RECORDED INFORMATION ::
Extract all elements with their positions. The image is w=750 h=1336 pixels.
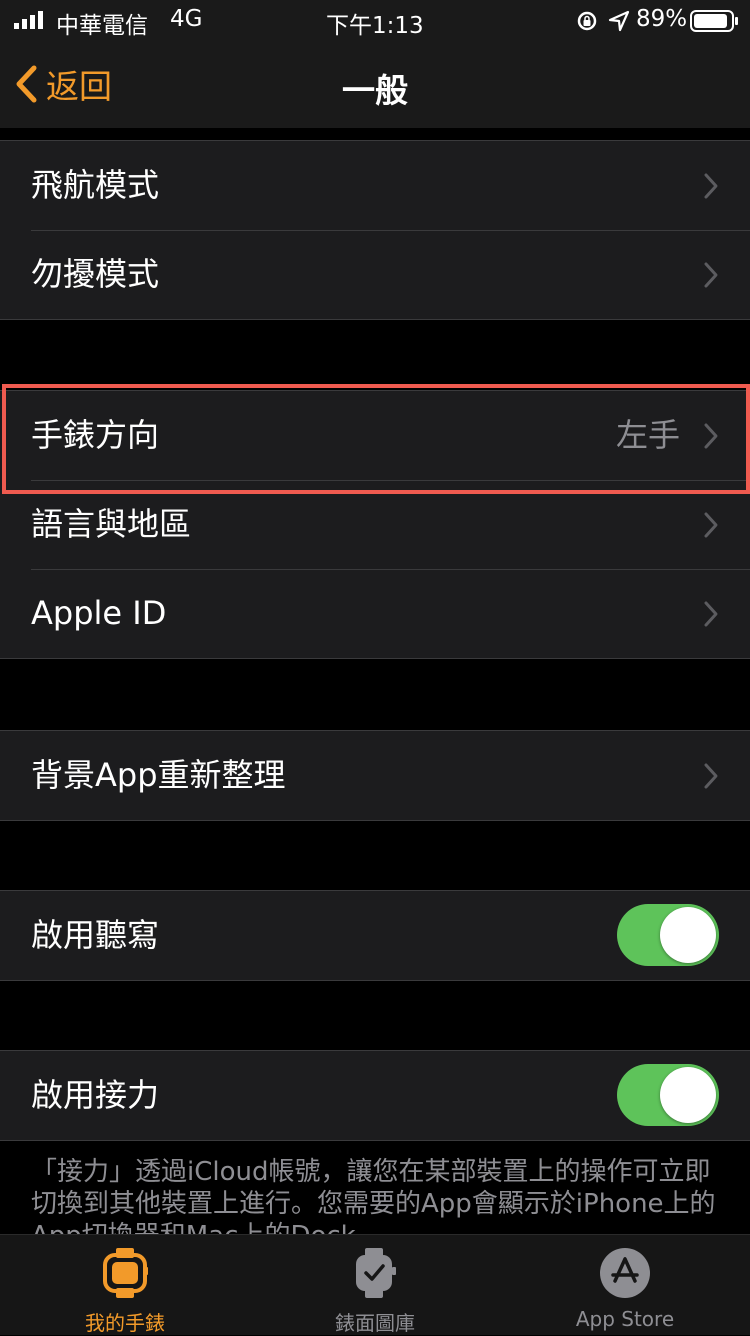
chevron-right-icon [704, 173, 718, 199]
do-not-disturb-row[interactable]: 勿擾模式 [0, 230, 750, 319]
watch-orientation-row[interactable]: 手錶方向 左手 [0, 391, 750, 480]
watch-face-icon [356, 1248, 396, 1298]
chevron-right-icon [704, 512, 718, 538]
chevron-right-icon [704, 601, 718, 627]
chevron-right-icon [704, 423, 718, 449]
row-label: 手錶方向 [31, 416, 160, 454]
language-region-row[interactable]: 語言與地區 [0, 480, 750, 569]
enable-handoff-row: 啟用接力 [0, 1051, 750, 1140]
settings-group-modes: 飛航模式 勿擾模式 [0, 140, 750, 320]
watch-icon [103, 1248, 148, 1298]
toggle-knob [660, 907, 716, 963]
navigation-bar: 返回 一般 [0, 40, 750, 128]
row-label: 飛航模式 [31, 166, 160, 204]
settings-group-dictation: 啟用聽寫 [0, 890, 750, 981]
chevron-right-icon [704, 262, 718, 288]
tab-app-store[interactable]: App Store [500, 1235, 750, 1335]
status-time: 下午1:13 [326, 13, 424, 39]
battery-percent: 89% [636, 6, 688, 32]
chevron-right-icon [704, 763, 718, 789]
dictation-toggle[interactable] [617, 904, 719, 966]
airplane-mode-row[interactable]: 飛航模式 [0, 141, 750, 230]
signal-strength-icon [14, 11, 43, 29]
row-label: 啟用接力 [31, 1076, 160, 1114]
toggle-knob [660, 1067, 716, 1123]
app-store-icon [600, 1248, 650, 1298]
settings-group-handoff: 啟用接力 [0, 1050, 750, 1141]
background-app-refresh-row[interactable]: 背景App重新整理 [0, 731, 750, 820]
row-label: 語言與地區 [31, 505, 192, 543]
status-bar: 中華電信 4G 下午1:13 89% [0, 0, 750, 40]
handoff-footnote: 「接力」透過iCloud帳號，讓您在某部裝置上的操作可立即切換到其他裝置上進行。… [31, 1157, 716, 1234]
page-title: 一般 [342, 71, 408, 110]
battery-icon [690, 10, 738, 32]
tab-bar: 我的手錶 錶面圖庫 App Store [0, 1234, 750, 1335]
row-label: 勿擾模式 [31, 255, 160, 293]
location-icon [608, 10, 630, 32]
handoff-toggle[interactable] [617, 1064, 719, 1126]
tab-my-watch[interactable]: 我的手錶 [0, 1235, 250, 1335]
enable-dictation-row: 啟用聽寫 [0, 891, 750, 980]
settings-list[interactable]: 飛航模式 勿擾模式 手錶方向 左手 語言與地區 Apple ID 背景App重新… [0, 128, 750, 1234]
row-label: Apple ID [31, 594, 167, 632]
row-label: 背景App重新整理 [31, 756, 286, 794]
tab-face-gallery[interactable]: 錶面圖庫 [250, 1235, 500, 1335]
tab-label: 錶面圖庫 [335, 1311, 415, 1335]
row-value: 左手 [615, 416, 680, 454]
carrier-name: 中華電信 [56, 13, 148, 39]
settings-group-device: 手錶方向 左手 語言與地區 Apple ID [0, 390, 750, 659]
tab-label: App Store [575, 1307, 675, 1331]
row-label: 啟用聽寫 [31, 916, 160, 954]
settings-group-background: 背景App重新整理 [0, 730, 750, 821]
network-type: 4G [170, 6, 203, 32]
tab-label: 我的手錶 [85, 1311, 165, 1335]
rotation-lock-icon [577, 11, 597, 31]
apple-id-row[interactable]: Apple ID [0, 569, 750, 658]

TASK STATEMENT ::
Write out the lines from the one that contains "chevron-right-icon [704, 173, 718, 199]" through the one that contains "dictation-toggle[interactable] [617, 904, 719, 966]", including both of those lines, with each line reproduced exactly.

FINISHED ANSWER ::
chevron-right-icon [704, 173, 718, 199]
do-not-disturb-row[interactable]: 勿擾模式 [0, 230, 750, 319]
watch-orientation-row[interactable]: 手錶方向 左手 [0, 391, 750, 480]
watch-face-icon [356, 1248, 396, 1298]
chevron-right-icon [704, 512, 718, 538]
chevron-right-icon [704, 601, 718, 627]
chevron-right-icon [704, 423, 718, 449]
row-label: 手錶方向 [31, 416, 160, 454]
language-region-row[interactable]: 語言與地區 [0, 480, 750, 569]
enable-handoff-row: 啟用接力 [0, 1051, 750, 1140]
settings-group-modes: 飛航模式 勿擾模式 [0, 140, 750, 320]
watch-icon [103, 1248, 148, 1298]
toggle-knob [660, 907, 716, 963]
navigation-bar: 返回 一般 [0, 40, 750, 128]
row-label: 飛航模式 [31, 166, 160, 204]
settings-group-dictation: 啟用聽寫 [0, 890, 750, 981]
chevron-right-icon [704, 262, 718, 288]
tab-app-store[interactable]: App Store [500, 1235, 750, 1335]
status-time: 下午1:13 [326, 13, 424, 39]
battery-percent: 89% [636, 6, 688, 32]
chevron-right-icon [704, 763, 718, 789]
dictation-toggle[interactable] [617, 904, 719, 966]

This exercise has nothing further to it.